- Task -
Identify the lines holding "this" and copy them.

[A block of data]
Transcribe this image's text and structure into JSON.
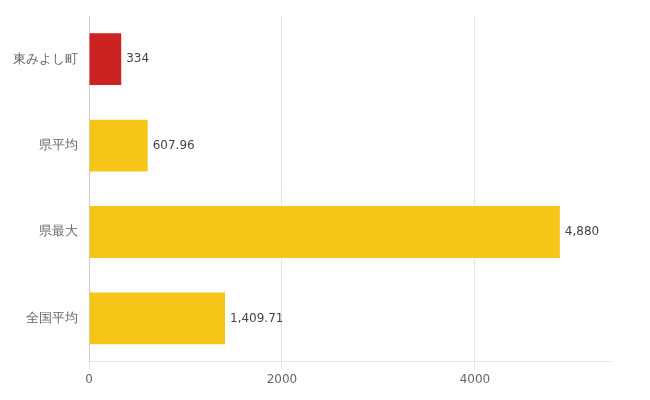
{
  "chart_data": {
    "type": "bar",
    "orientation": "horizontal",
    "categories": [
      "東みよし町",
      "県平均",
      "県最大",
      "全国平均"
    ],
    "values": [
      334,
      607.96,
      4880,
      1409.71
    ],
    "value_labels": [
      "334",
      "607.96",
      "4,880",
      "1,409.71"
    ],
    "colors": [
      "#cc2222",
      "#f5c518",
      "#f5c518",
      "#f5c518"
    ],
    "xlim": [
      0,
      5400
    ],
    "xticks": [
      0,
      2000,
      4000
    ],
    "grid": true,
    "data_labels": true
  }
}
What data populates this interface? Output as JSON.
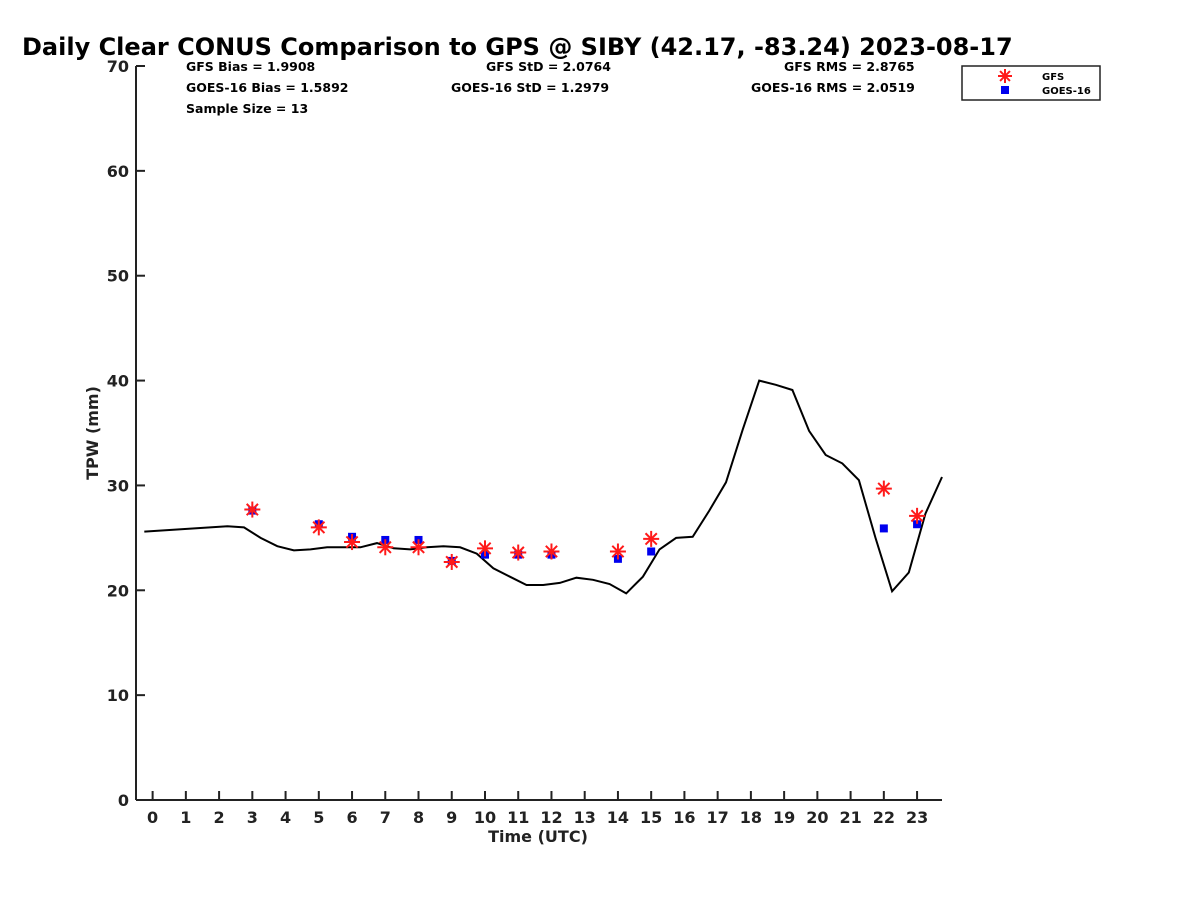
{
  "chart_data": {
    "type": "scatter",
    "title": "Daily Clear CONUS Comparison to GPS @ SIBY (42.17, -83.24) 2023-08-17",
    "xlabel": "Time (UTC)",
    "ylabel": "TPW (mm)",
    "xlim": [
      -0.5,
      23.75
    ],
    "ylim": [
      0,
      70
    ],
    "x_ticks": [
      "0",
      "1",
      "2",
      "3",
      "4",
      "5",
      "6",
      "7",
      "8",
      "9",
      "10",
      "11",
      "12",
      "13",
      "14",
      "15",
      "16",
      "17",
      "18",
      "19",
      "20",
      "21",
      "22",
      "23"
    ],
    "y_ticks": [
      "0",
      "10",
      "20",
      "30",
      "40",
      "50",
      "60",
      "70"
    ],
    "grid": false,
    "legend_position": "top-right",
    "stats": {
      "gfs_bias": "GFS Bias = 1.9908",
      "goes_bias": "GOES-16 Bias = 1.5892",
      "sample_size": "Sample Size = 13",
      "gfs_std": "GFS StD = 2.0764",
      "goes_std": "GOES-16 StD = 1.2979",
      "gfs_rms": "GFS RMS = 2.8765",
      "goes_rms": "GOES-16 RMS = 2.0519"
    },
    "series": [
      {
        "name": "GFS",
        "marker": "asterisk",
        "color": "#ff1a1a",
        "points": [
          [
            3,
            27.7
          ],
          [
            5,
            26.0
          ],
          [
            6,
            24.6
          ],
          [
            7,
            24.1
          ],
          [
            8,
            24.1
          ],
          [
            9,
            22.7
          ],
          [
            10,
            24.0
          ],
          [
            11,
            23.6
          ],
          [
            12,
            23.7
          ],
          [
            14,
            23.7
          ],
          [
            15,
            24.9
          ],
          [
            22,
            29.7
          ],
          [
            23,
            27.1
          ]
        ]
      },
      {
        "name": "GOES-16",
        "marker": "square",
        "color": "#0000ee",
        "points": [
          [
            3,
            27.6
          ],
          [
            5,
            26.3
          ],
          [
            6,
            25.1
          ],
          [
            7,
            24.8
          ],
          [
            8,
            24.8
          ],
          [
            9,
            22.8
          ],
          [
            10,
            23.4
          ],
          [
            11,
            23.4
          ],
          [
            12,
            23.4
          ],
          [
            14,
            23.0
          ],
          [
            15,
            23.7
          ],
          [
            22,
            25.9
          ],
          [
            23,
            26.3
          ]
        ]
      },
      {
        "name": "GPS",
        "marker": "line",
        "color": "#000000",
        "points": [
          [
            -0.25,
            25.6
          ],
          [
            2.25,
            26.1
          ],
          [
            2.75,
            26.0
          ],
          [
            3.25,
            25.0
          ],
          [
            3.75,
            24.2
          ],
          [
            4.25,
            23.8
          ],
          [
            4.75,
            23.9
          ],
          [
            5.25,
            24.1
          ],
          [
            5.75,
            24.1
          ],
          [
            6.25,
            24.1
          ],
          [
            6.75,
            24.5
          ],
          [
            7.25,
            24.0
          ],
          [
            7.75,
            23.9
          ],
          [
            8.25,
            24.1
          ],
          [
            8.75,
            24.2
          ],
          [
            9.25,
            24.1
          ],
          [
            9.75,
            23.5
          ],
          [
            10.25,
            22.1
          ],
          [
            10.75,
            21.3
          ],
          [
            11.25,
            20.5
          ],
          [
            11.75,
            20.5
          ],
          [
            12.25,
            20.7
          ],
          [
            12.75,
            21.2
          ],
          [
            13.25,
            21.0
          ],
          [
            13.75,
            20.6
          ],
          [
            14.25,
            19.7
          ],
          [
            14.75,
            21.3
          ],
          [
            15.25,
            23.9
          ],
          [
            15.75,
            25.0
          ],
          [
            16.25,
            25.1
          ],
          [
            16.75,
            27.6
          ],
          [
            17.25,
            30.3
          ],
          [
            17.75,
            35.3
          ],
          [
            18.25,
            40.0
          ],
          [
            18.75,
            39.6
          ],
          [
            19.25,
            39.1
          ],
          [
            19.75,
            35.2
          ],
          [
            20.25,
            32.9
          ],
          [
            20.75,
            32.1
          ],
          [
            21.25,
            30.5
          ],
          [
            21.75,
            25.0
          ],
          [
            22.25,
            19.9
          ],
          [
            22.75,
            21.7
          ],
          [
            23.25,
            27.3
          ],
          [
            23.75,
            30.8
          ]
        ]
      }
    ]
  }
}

- Exercise response -
Transcribe this image's text and structure into JSON.
What data populates this interface? Output as JSON.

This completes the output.